"""

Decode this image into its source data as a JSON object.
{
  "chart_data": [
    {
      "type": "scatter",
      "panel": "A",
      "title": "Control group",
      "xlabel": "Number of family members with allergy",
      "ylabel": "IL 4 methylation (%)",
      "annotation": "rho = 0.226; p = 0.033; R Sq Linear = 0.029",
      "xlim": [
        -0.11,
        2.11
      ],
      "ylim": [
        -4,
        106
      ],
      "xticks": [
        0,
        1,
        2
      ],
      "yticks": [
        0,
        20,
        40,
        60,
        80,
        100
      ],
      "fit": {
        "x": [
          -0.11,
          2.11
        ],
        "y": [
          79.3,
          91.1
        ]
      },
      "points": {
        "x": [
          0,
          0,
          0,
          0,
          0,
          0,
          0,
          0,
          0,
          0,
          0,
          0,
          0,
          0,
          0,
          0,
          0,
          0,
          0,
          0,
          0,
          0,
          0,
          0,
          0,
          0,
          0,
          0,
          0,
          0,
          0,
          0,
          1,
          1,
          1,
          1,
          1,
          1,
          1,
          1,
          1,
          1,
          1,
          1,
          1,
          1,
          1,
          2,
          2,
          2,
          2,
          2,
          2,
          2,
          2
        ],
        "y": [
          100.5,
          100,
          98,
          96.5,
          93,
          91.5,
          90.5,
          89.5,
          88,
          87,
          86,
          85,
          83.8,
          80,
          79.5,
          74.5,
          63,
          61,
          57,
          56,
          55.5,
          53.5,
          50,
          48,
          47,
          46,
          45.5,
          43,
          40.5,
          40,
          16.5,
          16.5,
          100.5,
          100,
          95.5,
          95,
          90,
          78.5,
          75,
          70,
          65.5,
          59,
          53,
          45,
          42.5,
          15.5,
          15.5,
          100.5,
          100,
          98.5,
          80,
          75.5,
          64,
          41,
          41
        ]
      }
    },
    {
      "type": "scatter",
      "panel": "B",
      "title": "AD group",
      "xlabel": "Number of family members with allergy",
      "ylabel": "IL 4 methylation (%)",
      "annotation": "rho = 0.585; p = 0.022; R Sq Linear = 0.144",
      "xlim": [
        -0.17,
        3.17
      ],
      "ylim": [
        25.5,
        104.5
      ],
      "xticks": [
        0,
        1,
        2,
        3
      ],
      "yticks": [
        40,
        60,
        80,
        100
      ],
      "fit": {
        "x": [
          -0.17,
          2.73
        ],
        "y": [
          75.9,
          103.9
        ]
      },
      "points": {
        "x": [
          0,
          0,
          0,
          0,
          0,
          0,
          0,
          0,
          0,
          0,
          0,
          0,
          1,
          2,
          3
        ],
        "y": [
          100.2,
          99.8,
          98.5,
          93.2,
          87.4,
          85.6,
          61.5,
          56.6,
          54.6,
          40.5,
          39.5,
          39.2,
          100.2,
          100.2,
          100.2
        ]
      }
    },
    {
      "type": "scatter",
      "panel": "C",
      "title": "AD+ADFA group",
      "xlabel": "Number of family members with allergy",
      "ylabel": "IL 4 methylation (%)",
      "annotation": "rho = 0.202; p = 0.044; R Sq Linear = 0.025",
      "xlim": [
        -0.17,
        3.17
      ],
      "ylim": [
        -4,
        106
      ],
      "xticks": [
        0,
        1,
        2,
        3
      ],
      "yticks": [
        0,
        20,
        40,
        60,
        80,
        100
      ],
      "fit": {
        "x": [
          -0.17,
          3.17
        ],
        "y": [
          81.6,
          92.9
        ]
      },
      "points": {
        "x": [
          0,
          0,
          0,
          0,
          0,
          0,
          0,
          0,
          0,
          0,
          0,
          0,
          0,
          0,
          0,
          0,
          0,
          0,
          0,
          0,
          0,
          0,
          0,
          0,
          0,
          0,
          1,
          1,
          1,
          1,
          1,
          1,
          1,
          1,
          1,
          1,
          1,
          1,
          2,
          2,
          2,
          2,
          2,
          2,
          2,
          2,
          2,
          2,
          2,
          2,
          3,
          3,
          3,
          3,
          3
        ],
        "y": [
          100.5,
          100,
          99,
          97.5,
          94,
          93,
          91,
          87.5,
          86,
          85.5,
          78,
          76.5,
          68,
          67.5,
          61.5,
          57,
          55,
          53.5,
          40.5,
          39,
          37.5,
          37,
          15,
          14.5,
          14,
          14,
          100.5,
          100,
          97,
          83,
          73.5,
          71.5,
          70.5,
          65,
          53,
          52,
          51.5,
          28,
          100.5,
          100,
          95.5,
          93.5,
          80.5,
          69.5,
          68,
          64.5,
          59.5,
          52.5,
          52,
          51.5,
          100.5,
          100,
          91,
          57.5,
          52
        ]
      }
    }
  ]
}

"""

• Given task
Copy every line that contains the string "annotation".

• Exercise result
      "annotation": "rho = 0.226; p = 0.033; R Sq Linear = 0.029",
      "annotation": "rho = 0.585; p = 0.022; R Sq Linear = 0.144",
      "annotation": "rho = 0.202; p = 0.044; R Sq Linear = 0.025",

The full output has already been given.